_DIRECTIONS FOR THIS TASK:_
Write out the material exactly, without any of its pictures.

_DATASET ROWS:_
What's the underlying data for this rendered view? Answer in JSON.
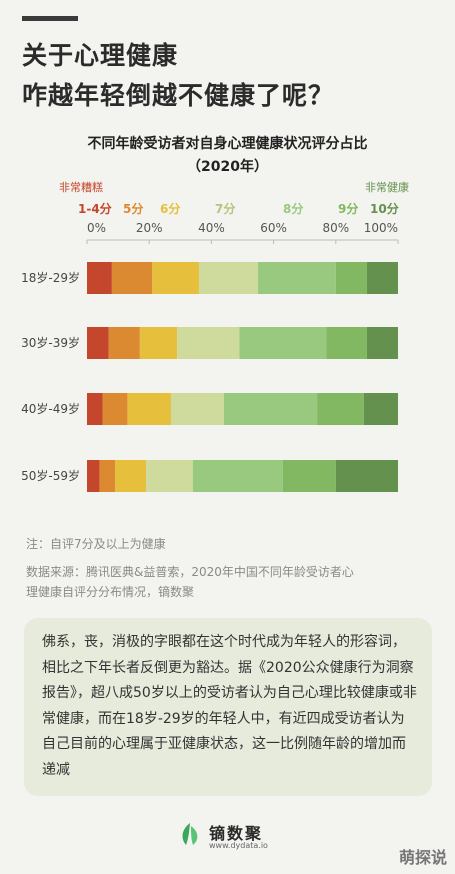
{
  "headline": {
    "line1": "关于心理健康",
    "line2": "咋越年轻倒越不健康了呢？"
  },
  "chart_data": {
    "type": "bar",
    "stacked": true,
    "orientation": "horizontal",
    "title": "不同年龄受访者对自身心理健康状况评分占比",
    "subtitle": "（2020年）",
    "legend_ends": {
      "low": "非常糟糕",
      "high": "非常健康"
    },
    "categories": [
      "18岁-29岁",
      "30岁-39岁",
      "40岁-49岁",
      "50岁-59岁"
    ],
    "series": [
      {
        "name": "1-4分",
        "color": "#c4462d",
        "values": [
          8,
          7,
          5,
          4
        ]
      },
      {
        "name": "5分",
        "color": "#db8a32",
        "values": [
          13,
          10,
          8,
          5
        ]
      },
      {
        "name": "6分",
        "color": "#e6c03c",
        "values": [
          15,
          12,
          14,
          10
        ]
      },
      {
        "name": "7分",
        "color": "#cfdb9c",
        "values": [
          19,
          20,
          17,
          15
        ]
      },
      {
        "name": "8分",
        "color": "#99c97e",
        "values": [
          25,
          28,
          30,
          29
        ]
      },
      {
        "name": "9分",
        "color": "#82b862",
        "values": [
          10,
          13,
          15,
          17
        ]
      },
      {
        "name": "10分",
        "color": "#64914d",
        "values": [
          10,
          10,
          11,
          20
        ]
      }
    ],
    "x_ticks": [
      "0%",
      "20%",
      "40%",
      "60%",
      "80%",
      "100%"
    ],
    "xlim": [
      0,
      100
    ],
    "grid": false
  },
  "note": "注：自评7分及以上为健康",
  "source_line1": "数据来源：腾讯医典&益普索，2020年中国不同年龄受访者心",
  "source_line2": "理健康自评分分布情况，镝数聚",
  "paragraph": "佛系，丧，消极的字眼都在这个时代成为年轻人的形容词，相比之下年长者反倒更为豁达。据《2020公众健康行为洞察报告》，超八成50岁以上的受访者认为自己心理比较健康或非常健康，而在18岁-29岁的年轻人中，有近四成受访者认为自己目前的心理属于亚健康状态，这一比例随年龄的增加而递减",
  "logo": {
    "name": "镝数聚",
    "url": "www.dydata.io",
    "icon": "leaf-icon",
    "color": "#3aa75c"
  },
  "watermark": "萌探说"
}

_SOLVED PROBLEM:_
What's the underlying data for this rendered view? Answer in JSON.
{
  "headline": {
    "line1": "关于心理健康",
    "line2": "咋越年轻倒越不健康了呢？"
  },
  "chart_data": {
    "type": "bar",
    "stacked": true,
    "orientation": "horizontal",
    "title": "不同年龄受访者对自身心理健康状况评分占比",
    "subtitle": "（2020年）",
    "legend_ends": {
      "low": "非常糟糕",
      "high": "非常健康"
    },
    "categories": [
      "18岁-29岁",
      "30岁-39岁",
      "40岁-49岁",
      "50岁-59岁"
    ],
    "series": [
      {
        "name": "1-4分",
        "color": "#c4462d",
        "values": [
          8,
          7,
          5,
          4
        ]
      },
      {
        "name": "5分",
        "color": "#db8a32",
        "values": [
          13,
          10,
          8,
          5
        ]
      },
      {
        "name": "6分",
        "color": "#e6c03c",
        "values": [
          15,
          12,
          14,
          10
        ]
      },
      {
        "name": "7分",
        "color": "#cfdb9c",
        "values": [
          19,
          20,
          17,
          15
        ]
      },
      {
        "name": "8分",
        "color": "#99c97e",
        "values": [
          25,
          28,
          30,
          29
        ]
      },
      {
        "name": "9分",
        "color": "#82b862",
        "values": [
          10,
          13,
          15,
          17
        ]
      },
      {
        "name": "10分",
        "color": "#64914d",
        "values": [
          10,
          10,
          11,
          20
        ]
      }
    ],
    "x_ticks": [
      "0%",
      "20%",
      "40%",
      "60%",
      "80%",
      "100%"
    ],
    "xlim": [
      0,
      100
    ],
    "grid": false
  },
  "note": "注：自评7分及以上为健康",
  "source_line1": "数据来源：腾讯医典&益普索，2020年中国不同年龄受访者心",
  "source_line2": "理健康自评分分布情况，镝数聚",
  "paragraph": "佛系，丧，消极的字眼都在这个时代成为年轻人的形容词，相比之下年长者反倒更为豁达。据《2020公众健康行为洞察报告》，超八成50岁以上的受访者认为自己心理比较健康或非常健康，而在18岁-29岁的年轻人中，有近四成受访者认为自己目前的心理属于亚健康状态，这一比例随年龄的增加而递减",
  "logo": {
    "name": "镝数聚",
    "url": "www.dydata.io",
    "icon": "leaf-icon",
    "color": "#3aa75c"
  },
  "watermark": "萌探说"
}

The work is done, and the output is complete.